Work required: Copy the records below exactly as they are written.

[START]

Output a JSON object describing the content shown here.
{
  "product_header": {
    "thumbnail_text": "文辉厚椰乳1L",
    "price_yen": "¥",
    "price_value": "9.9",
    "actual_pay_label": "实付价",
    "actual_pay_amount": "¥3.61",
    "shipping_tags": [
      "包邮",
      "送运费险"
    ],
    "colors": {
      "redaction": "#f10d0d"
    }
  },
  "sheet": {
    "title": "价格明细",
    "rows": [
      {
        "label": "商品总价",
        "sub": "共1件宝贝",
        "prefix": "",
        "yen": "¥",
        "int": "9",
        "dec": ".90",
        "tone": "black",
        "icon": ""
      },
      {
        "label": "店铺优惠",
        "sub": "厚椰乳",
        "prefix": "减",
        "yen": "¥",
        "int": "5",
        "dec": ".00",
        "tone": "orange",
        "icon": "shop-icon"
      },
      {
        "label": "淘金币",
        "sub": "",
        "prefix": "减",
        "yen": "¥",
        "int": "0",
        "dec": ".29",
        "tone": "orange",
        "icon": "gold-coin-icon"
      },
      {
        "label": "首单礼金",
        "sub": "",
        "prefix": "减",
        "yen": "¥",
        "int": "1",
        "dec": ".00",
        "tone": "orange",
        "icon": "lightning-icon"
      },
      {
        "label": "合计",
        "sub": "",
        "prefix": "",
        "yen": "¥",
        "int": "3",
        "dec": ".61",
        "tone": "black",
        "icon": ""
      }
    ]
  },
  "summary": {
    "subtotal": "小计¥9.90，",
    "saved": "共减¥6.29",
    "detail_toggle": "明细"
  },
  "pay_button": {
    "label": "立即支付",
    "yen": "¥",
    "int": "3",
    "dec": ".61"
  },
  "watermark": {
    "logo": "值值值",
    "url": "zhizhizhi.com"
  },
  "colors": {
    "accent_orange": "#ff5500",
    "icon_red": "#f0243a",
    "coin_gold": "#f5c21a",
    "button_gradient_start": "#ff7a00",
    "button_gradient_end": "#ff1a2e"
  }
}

[END]

The solution:
Output a JSON object describing the content shown here.
{
  "product_header": {
    "thumbnail_text": "文辉厚椰乳1L",
    "price_yen": "¥",
    "price_value": "9.9",
    "actual_pay_label": "实付价",
    "actual_pay_amount": "¥3.61",
    "shipping_tags": [
      "包邮",
      "送运费险"
    ],
    "colors": {
      "redaction": "#f10d0d"
    }
  },
  "sheet": {
    "title": "价格明细",
    "rows": [
      {
        "label": "商品总价",
        "sub": "共1件宝贝",
        "prefix": "",
        "yen": "¥",
        "int": "9",
        "dec": ".90",
        "tone": "black",
        "icon": ""
      },
      {
        "label": "店铺优惠",
        "sub": "厚椰乳",
        "prefix": "减",
        "yen": "¥",
        "int": "5",
        "dec": ".00",
        "tone": "orange",
        "icon": "shop-icon"
      },
      {
        "label": "淘金币",
        "sub": "",
        "prefix": "减",
        "yen": "¥",
        "int": "0",
        "dec": ".29",
        "tone": "orange",
        "icon": "gold-coin-icon"
      },
      {
        "label": "首单礼金",
        "sub": "",
        "prefix": "减",
        "yen": "¥",
        "int": "1",
        "dec": ".00",
        "tone": "orange",
        "icon": "lightning-icon"
      },
      {
        "label": "合计",
        "sub": "",
        "prefix": "",
        "yen": "¥",
        "int": "3",
        "dec": ".61",
        "tone": "black",
        "icon": ""
      }
    ]
  },
  "summary": {
    "subtotal": "小计¥9.90，",
    "saved": "共减¥6.29",
    "detail_toggle": "明细"
  },
  "pay_button": {
    "label": "立即支付",
    "yen": "¥",
    "int": "3",
    "dec": ".61"
  },
  "watermark": {
    "logo": "值值值",
    "url": "zhizhizhi.com"
  },
  "colors": {
    "accent_orange": "#ff5500",
    "icon_red": "#f0243a",
    "coin_gold": "#f5c21a",
    "button_gradient_start": "#ff7a00",
    "button_gradient_end": "#ff1a2e"
  }
}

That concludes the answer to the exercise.